◆ **Given passage**
::::::::::

We could stop where we are, but to make the data more usable in the future, let’s convert to a long data frame. This takes a couple of steps, but the idea is to have each row represent a year by estimate, with a column for the estimate value and a column for the standard error on that estimate. It may help to run the code below one line at a time, checking the progress at each step.
## gather for long data
df <- tab %>%
## pivot_longer estimates, leaving standard errors wide for the moment
pivot_longer(cols = -c(year, ends_with("se")),
names_to = "group",
values_to = "estimate") %>%
## pivot_longer standard errors
pivot_longer(cols = -c(year, group, estimate),
names_to = "group_se",
values_to = "se") %>%
## drop "_se" from standard error estimates
mutate(group_se = str_replace(group_se, "_se", "")) %>%
## filter where group == group_se
filter(group == group_se) %>%
## drop extra column
select(-group_se) %>%
## arrange
arrange(year) %>%
## drop if missing year after reshaping
drop_na(year)

::::::::::

◆ **Information supplied**
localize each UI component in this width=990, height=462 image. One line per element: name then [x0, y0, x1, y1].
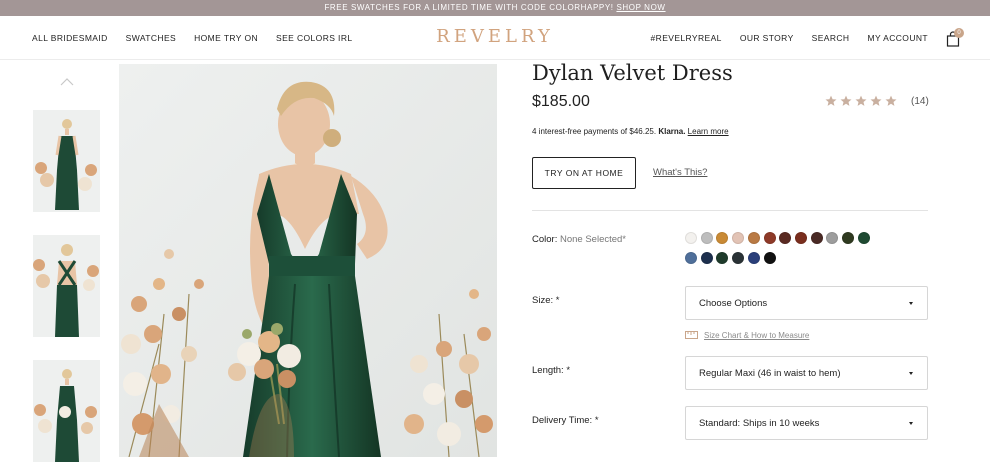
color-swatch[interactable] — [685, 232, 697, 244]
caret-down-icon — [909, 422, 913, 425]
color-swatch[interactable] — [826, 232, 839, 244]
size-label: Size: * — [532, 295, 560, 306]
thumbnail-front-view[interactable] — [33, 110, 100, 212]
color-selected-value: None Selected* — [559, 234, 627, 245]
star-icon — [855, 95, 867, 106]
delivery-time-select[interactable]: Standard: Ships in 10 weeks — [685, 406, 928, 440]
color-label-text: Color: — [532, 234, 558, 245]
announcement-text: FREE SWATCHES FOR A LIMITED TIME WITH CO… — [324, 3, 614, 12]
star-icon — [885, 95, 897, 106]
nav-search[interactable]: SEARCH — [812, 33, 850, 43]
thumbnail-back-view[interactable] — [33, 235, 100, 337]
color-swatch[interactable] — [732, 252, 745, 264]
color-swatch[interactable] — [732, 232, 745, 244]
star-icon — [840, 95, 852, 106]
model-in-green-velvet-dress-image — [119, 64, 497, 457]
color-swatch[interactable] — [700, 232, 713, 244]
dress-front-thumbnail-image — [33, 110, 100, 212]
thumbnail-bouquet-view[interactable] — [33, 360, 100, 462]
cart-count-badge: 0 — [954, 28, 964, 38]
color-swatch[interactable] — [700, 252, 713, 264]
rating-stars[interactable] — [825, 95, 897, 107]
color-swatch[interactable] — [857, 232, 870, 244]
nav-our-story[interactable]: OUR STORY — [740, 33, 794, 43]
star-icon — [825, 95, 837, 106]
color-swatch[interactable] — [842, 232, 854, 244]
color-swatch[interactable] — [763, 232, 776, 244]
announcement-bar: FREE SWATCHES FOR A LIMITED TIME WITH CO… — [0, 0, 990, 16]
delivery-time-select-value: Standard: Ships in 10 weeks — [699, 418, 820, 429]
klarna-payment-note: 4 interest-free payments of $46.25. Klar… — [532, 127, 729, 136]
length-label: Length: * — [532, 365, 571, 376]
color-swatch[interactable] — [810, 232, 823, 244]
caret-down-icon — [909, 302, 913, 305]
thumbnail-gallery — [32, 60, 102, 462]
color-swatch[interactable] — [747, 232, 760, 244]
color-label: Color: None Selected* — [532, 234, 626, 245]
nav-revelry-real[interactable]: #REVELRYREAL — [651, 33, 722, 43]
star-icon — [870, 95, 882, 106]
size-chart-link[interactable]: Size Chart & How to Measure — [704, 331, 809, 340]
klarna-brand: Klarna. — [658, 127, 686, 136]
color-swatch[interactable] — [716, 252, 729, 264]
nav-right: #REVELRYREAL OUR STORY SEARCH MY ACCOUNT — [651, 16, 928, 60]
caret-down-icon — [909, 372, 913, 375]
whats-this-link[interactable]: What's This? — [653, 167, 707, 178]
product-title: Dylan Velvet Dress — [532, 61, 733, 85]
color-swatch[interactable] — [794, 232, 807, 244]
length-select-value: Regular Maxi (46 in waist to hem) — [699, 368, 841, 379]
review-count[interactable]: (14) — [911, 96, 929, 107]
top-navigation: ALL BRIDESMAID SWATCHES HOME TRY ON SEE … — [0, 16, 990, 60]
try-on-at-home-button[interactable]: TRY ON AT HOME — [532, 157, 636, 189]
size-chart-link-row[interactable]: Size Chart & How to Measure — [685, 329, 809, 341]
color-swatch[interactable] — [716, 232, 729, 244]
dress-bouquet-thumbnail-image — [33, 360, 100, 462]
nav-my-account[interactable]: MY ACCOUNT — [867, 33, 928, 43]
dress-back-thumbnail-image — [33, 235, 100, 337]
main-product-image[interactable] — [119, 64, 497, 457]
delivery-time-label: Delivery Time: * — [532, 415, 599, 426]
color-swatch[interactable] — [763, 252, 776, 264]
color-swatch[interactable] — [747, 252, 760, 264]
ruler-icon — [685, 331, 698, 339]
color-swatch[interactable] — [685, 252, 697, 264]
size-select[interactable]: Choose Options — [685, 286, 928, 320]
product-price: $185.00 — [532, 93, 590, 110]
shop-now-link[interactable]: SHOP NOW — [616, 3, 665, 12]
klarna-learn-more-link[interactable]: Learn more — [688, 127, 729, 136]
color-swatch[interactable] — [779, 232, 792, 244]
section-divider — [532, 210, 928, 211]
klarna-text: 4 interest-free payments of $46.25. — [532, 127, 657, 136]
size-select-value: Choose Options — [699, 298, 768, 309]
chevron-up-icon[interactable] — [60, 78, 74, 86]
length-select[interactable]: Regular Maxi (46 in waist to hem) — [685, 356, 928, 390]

::::::::::

◆ **Goal of the exercise**
Please sum up the passage on converting to a long data frame in two sentences.

◆ **Answer for the task**
To make the data more usable later, it is converted to a long data frame in which each row represents a year by estimate, with one column for the estimate value and one for its standard error. The code pivots the estimates longer, then the standard errors, removes "_se" from the standard error names, keeps rows where group equals group_se, drops that extra column, arranges by year, and drops rows with a missing year.